- [Task instructions] Rewrite the rows from the line with "boxes? List at most 100 elements." to the line with "tick-time: 14:56 bbox=[1300, 708, 1344, 726]", replacing "ind1-bar" with "volume-bar" wherever it occurs and leaving everything else unchanged. Leave out the pictures.

- [Extracted entries]
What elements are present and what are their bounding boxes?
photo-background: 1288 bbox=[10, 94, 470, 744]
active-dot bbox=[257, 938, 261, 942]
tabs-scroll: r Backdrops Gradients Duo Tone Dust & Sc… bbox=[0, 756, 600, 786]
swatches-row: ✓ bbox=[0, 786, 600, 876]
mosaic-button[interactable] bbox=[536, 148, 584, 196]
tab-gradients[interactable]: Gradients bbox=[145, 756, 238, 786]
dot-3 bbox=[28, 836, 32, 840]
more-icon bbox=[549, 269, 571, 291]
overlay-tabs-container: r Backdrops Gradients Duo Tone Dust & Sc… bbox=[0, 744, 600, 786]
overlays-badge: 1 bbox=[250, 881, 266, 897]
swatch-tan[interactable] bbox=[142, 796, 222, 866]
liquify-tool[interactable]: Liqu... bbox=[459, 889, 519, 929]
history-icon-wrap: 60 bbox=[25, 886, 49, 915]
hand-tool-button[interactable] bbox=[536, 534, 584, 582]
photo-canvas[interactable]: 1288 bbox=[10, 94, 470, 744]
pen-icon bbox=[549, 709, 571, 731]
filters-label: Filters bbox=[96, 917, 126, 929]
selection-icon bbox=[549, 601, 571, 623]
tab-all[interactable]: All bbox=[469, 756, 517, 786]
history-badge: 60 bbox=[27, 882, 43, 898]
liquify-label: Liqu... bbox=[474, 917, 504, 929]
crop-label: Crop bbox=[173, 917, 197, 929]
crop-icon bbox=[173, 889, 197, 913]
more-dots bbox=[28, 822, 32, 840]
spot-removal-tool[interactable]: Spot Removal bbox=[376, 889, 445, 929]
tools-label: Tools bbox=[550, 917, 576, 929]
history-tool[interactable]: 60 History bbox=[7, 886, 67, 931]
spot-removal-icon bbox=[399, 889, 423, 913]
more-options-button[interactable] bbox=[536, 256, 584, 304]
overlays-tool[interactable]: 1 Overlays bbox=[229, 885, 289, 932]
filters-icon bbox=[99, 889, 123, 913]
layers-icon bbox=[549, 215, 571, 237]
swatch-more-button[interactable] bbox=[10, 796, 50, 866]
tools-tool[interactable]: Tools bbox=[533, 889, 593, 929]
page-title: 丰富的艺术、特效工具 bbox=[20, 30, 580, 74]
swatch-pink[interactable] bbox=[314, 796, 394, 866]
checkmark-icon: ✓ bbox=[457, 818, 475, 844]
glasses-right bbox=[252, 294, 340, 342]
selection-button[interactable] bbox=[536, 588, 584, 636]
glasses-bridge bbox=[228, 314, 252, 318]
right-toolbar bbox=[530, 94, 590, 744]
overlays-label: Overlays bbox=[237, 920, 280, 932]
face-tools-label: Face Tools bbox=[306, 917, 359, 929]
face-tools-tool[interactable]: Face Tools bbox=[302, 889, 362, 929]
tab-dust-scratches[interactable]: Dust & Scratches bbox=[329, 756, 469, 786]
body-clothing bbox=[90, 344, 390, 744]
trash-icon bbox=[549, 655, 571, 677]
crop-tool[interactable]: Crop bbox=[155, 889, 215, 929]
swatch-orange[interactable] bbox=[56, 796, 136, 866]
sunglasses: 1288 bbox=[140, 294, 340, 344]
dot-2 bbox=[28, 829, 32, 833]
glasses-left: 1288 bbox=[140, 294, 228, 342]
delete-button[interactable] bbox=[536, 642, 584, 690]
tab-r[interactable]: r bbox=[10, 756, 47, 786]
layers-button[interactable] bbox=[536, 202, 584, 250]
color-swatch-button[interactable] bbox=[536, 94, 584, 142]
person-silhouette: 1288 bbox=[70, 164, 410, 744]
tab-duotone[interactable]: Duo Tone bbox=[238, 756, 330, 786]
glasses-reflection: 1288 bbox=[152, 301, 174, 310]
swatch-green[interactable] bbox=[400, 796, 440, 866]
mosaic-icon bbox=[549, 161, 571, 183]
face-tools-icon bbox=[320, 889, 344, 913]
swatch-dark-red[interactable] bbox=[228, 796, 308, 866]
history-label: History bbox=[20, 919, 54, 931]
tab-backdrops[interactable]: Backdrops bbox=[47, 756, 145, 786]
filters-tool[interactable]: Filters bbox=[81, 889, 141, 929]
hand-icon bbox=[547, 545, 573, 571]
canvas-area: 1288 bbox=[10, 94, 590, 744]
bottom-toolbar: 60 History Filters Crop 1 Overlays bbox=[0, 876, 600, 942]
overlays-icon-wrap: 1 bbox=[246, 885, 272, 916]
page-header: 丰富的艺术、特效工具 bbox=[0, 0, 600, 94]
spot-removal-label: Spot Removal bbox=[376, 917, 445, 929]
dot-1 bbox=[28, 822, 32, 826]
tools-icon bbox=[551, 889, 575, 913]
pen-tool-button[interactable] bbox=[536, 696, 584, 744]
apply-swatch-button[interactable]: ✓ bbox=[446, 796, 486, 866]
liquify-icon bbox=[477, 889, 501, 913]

* * *

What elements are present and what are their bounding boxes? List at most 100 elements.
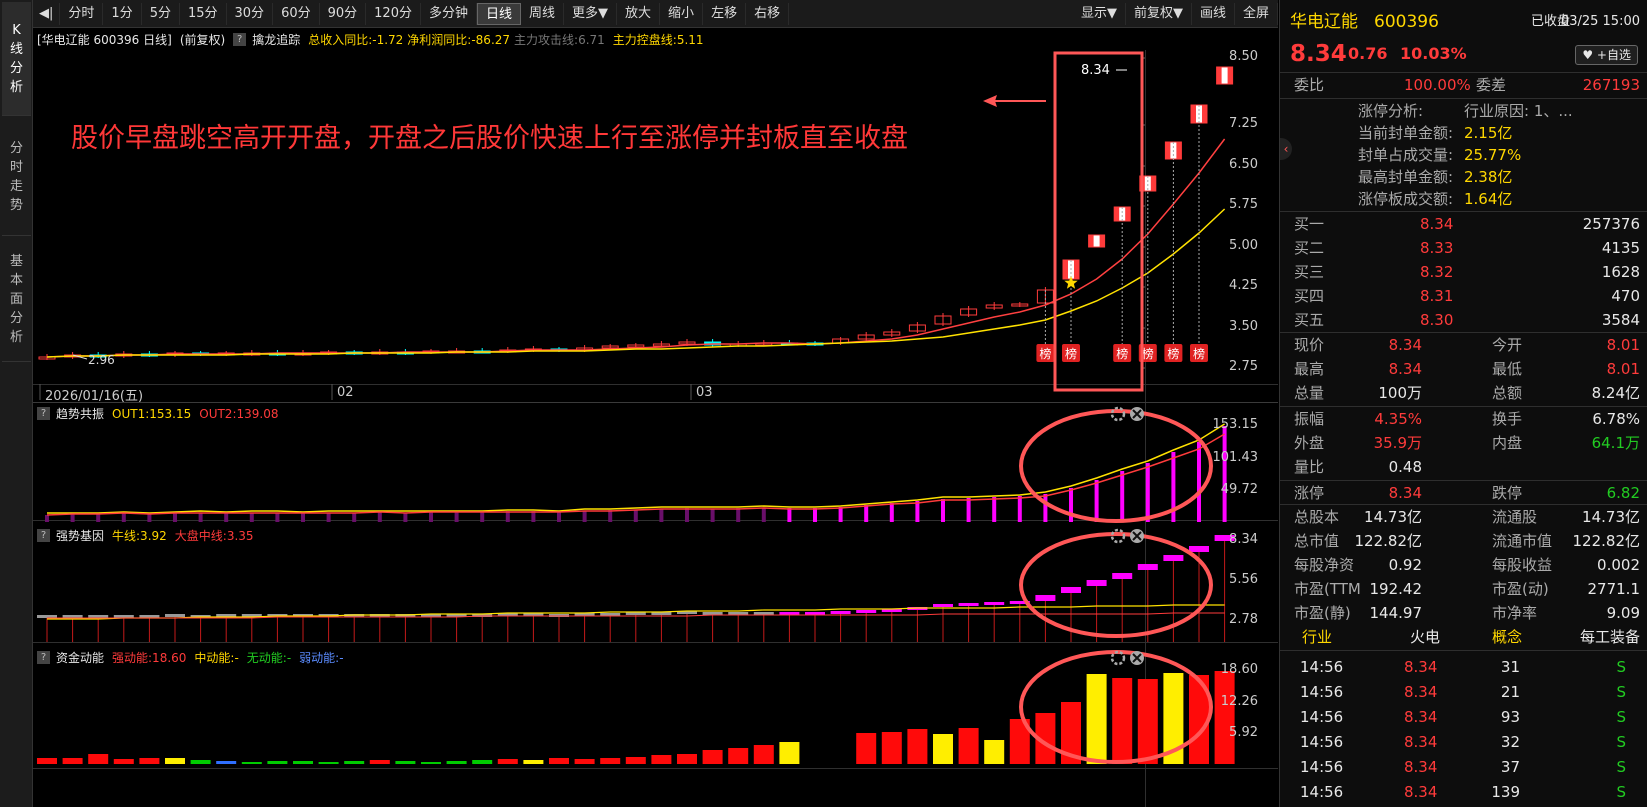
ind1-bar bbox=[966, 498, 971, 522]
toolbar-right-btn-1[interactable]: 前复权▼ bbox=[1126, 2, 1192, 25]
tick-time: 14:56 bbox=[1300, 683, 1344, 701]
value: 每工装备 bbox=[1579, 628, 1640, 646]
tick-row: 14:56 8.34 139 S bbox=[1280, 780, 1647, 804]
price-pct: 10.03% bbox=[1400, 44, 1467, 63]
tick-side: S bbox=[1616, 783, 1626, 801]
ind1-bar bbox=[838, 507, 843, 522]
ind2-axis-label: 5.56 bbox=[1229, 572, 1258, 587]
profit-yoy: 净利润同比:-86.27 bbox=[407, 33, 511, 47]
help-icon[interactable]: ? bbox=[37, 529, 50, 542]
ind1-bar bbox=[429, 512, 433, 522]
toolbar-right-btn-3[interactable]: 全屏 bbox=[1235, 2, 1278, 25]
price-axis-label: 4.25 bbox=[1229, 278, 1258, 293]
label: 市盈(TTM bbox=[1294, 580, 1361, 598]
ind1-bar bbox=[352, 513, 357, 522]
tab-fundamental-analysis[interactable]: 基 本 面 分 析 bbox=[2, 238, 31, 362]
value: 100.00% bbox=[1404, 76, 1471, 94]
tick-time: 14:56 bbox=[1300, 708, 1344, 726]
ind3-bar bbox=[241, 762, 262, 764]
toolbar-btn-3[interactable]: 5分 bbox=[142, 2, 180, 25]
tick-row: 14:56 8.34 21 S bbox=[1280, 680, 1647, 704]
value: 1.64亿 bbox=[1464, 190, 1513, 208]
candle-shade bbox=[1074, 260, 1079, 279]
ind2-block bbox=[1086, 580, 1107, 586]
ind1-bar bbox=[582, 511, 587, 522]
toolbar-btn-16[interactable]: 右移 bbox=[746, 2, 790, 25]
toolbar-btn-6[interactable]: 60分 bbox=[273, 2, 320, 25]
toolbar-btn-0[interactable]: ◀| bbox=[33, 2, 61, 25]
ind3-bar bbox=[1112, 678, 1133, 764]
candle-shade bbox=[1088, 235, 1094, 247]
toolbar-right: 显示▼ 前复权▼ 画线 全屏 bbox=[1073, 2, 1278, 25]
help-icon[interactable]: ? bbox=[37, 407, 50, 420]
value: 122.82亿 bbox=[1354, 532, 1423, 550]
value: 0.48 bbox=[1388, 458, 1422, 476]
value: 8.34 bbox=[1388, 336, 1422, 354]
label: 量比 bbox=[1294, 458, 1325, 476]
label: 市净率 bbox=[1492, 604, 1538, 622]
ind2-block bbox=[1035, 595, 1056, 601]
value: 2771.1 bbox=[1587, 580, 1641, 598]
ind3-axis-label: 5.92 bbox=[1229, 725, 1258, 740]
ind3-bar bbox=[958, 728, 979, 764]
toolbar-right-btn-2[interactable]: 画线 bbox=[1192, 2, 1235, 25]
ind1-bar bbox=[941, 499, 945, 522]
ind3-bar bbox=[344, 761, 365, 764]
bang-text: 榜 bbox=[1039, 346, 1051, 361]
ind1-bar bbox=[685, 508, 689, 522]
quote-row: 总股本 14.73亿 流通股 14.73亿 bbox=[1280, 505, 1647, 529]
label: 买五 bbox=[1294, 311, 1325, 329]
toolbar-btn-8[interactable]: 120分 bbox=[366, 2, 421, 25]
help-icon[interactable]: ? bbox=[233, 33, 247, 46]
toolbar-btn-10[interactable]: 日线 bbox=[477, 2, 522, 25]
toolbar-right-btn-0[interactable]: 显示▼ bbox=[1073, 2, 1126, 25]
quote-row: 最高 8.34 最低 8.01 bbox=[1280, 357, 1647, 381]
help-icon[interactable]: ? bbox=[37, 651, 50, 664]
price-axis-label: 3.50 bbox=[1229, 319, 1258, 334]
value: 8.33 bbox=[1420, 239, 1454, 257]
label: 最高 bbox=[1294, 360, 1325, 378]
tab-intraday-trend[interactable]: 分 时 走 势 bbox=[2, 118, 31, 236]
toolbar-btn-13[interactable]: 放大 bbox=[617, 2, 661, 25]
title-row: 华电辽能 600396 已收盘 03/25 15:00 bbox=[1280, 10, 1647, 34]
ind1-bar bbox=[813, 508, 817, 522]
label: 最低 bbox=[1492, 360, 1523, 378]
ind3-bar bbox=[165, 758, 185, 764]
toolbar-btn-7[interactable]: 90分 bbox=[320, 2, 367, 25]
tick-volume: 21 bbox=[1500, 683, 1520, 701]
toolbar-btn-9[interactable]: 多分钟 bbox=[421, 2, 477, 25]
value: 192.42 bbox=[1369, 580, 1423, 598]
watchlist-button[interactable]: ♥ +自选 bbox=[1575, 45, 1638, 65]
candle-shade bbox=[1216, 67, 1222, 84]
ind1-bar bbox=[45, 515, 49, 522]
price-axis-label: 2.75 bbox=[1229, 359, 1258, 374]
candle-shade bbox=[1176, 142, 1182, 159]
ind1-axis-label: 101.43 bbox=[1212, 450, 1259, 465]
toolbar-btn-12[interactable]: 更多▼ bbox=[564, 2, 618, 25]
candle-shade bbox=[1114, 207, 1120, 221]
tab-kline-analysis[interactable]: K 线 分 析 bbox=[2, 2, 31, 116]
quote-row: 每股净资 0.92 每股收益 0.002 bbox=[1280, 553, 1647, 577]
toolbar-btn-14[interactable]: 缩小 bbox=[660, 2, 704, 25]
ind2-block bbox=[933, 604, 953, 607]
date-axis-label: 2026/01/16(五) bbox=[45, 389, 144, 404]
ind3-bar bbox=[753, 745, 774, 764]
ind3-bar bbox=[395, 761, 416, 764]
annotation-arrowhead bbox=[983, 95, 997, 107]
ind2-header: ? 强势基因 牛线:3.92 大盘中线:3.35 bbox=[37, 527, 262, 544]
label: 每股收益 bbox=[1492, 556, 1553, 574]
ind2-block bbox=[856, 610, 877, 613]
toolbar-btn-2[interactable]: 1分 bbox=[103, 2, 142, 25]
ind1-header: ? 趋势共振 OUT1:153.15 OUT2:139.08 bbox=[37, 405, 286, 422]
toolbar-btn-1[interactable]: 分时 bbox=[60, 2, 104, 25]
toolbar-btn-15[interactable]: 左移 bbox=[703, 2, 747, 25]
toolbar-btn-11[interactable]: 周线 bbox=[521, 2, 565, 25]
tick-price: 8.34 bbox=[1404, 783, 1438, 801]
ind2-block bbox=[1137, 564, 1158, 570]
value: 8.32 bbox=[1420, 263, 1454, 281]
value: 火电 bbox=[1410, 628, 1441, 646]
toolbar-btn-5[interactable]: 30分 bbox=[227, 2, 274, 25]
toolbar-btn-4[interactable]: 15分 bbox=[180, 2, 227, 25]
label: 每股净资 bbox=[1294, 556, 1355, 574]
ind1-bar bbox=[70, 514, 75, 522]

--

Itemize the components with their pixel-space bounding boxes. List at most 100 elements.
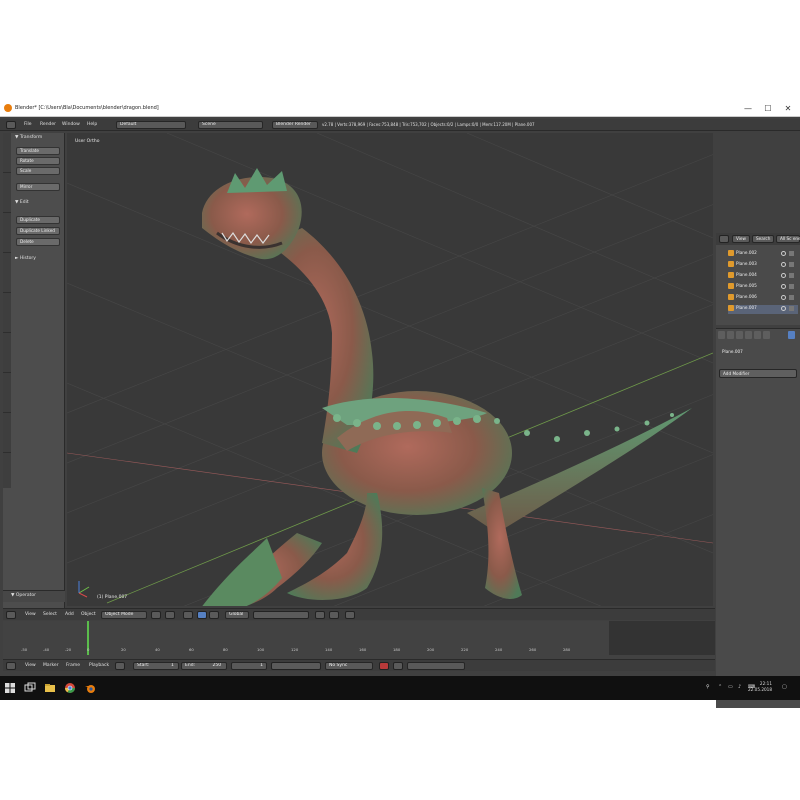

- [Answer to the exercise]
What elements are present and what are their bounding boxes? List at most 100 elements.
volume-bar bbox=[966, 498, 971, 522]
toolbar-right-btn-1[interactable]: 前复权▼ bbox=[1126, 2, 1192, 25]
tick-time: 14:56 bbox=[1300, 683, 1344, 701]
value: 每工装备 bbox=[1579, 628, 1640, 646]
tick-row: 14:56 8.34 139 S bbox=[1280, 780, 1647, 804]
price-pct: 10.03% bbox=[1400, 44, 1467, 63]
tick-side: S bbox=[1616, 783, 1626, 801]
volume-bar bbox=[838, 507, 843, 522]
ind2-axis-label: 5.56 bbox=[1229, 572, 1258, 587]
profit-yoy: 净利润同比:-86.27 bbox=[407, 33, 511, 47]
help-icon[interactable]: ? bbox=[37, 529, 50, 542]
volume-bar bbox=[429, 512, 433, 522]
toolbar-right-btn-3[interactable]: 全屏 bbox=[1235, 2, 1278, 25]
price-axis-label: 4.25 bbox=[1229, 278, 1258, 293]
label: 市盈(TTM bbox=[1294, 580, 1361, 598]
volume-bar bbox=[352, 513, 357, 522]
tab-fundamental-analysis[interactable]: 基 本 面 分 析 bbox=[2, 238, 31, 362]
value: 100.00% bbox=[1404, 76, 1471, 94]
tick-time: 14:56 bbox=[1300, 708, 1344, 726]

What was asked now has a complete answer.